▶ _Exercise task_
Some lines in the records below may hold the word "millions"; give the number of those lines and nothing else.

[start]

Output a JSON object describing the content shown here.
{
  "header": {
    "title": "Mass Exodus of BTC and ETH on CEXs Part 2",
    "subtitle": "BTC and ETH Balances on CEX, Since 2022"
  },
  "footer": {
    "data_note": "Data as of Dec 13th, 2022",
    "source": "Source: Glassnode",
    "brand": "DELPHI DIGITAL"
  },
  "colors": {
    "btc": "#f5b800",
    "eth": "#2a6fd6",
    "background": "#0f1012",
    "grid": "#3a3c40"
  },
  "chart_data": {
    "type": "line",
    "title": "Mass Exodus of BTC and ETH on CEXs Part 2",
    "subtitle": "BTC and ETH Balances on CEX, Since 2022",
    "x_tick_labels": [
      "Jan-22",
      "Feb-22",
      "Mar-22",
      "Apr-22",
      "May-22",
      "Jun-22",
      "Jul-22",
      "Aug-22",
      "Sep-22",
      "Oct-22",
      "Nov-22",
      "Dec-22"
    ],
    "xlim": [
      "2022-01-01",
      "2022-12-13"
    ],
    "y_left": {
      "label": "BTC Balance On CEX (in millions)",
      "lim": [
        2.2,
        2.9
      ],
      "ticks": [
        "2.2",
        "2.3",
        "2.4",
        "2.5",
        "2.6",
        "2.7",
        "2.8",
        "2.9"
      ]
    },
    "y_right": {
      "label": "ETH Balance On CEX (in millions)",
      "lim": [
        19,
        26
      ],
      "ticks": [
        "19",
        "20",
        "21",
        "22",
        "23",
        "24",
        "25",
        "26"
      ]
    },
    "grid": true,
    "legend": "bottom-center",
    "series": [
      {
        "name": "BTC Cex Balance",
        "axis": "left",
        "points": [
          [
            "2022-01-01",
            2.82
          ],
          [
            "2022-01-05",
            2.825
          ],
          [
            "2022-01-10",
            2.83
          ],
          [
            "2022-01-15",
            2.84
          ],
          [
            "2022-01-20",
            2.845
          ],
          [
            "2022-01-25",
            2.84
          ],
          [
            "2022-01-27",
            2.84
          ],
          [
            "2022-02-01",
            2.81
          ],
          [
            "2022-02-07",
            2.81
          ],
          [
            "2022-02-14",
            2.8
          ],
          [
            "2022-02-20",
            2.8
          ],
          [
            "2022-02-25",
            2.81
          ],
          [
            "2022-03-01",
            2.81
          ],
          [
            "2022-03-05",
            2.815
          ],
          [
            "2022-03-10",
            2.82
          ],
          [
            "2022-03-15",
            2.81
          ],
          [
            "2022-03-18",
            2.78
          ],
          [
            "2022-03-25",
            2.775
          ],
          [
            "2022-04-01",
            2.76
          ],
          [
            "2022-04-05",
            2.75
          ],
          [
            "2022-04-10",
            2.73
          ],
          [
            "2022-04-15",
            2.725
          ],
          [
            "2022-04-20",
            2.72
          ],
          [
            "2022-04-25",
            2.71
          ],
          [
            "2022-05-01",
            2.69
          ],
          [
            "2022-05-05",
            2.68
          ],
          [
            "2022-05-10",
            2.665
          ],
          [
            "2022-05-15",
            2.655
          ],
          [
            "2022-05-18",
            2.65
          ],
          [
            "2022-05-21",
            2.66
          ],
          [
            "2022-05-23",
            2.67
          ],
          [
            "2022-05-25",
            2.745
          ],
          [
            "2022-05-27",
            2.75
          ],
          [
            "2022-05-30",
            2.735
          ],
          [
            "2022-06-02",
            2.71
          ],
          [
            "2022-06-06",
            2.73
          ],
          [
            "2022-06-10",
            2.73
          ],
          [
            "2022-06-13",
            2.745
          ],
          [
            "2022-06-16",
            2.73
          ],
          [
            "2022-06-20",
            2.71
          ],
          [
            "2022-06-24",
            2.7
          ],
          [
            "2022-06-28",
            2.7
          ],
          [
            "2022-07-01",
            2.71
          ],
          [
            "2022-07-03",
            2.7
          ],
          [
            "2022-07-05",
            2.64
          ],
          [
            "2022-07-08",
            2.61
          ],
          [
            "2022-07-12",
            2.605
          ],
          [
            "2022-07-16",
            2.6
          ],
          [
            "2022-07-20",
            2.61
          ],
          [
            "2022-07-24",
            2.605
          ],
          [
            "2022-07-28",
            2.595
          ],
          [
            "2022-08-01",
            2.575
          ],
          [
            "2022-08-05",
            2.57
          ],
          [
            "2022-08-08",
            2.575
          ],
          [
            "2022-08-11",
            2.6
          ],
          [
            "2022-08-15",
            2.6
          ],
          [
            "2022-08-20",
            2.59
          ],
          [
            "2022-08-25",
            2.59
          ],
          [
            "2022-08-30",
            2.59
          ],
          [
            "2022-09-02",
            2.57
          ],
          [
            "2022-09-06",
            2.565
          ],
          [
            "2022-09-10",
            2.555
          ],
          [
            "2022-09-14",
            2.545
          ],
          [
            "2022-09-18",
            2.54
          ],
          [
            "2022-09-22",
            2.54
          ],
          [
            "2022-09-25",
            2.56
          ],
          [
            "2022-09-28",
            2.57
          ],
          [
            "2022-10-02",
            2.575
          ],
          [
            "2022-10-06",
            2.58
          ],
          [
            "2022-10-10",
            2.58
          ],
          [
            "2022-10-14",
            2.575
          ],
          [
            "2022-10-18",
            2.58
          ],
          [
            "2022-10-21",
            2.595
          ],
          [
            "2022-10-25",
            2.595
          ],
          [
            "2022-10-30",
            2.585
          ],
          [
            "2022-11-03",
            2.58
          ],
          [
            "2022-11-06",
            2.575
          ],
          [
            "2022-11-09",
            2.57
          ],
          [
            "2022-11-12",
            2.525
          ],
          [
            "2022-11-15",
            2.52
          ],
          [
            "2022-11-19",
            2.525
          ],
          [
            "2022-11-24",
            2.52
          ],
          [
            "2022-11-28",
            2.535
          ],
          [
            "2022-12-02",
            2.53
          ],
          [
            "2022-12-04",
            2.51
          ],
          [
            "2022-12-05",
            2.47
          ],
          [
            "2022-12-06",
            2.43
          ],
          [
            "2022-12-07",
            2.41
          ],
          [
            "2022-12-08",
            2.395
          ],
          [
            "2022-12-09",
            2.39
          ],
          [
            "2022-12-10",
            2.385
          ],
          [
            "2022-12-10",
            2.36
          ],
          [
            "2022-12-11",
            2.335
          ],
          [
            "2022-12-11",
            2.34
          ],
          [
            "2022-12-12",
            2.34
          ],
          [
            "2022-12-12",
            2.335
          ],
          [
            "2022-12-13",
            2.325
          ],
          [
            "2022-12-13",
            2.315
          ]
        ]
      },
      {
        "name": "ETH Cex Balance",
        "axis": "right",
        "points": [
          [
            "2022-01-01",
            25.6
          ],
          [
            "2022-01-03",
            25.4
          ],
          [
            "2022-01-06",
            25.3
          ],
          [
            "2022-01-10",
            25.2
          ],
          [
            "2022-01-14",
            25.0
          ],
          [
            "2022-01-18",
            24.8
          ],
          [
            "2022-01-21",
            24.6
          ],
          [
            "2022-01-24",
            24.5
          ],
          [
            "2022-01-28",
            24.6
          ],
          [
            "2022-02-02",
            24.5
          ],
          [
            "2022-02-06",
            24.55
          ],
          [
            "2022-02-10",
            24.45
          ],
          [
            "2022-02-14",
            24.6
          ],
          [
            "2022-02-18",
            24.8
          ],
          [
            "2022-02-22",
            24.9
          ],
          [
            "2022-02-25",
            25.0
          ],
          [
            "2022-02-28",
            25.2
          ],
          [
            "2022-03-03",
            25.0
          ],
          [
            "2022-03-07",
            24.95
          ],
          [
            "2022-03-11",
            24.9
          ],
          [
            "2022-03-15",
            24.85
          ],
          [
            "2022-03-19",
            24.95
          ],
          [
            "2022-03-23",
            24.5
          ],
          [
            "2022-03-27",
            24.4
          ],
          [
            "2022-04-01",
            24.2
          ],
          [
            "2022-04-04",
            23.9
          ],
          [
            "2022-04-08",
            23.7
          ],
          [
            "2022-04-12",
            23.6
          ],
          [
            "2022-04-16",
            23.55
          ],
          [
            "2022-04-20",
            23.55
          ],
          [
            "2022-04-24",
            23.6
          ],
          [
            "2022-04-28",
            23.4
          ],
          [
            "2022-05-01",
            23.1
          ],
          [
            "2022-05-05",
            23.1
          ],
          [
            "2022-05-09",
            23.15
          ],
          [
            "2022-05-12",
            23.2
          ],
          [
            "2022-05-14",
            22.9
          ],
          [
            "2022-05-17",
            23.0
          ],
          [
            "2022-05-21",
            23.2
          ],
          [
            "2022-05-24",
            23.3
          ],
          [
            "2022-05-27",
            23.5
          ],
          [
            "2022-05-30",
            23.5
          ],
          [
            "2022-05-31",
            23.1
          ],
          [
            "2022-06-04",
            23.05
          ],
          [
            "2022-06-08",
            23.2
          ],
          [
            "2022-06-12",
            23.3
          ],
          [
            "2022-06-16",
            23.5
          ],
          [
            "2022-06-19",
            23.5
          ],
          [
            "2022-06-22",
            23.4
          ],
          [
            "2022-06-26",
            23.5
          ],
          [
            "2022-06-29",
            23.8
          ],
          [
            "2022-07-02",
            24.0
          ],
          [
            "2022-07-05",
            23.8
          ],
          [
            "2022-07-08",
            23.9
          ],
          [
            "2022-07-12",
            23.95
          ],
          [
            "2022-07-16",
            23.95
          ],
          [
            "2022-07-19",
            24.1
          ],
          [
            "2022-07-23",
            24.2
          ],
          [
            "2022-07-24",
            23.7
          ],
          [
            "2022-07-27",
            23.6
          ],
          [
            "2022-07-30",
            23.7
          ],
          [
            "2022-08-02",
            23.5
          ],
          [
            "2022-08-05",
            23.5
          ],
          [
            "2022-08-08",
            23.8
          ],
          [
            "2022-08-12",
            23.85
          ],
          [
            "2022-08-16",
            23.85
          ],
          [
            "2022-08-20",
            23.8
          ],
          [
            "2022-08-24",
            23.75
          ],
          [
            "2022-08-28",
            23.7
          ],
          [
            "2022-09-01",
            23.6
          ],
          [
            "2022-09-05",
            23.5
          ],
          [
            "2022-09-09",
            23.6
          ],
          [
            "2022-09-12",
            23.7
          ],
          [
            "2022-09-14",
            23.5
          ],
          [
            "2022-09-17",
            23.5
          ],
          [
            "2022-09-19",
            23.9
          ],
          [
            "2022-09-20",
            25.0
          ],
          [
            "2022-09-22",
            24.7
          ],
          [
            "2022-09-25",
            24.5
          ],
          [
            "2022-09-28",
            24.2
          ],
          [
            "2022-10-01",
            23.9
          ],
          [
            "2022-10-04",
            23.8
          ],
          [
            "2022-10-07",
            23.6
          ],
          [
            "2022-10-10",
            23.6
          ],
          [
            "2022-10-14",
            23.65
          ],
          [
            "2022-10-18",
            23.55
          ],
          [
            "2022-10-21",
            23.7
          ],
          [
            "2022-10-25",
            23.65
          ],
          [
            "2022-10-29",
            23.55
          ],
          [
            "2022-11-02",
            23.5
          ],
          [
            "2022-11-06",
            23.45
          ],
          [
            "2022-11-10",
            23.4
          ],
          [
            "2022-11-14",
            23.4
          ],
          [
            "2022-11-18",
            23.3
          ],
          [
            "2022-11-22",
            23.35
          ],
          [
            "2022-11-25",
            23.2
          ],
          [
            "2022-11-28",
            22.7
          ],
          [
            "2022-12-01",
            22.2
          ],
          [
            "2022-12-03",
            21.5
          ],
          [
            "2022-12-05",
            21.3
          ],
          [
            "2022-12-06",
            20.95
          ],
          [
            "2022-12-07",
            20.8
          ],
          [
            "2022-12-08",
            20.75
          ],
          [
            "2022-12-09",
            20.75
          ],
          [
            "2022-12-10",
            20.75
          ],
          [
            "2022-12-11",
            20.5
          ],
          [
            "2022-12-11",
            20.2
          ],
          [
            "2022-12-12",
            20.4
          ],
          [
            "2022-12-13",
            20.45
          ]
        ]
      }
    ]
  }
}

[end]

▶ _Task answer_
2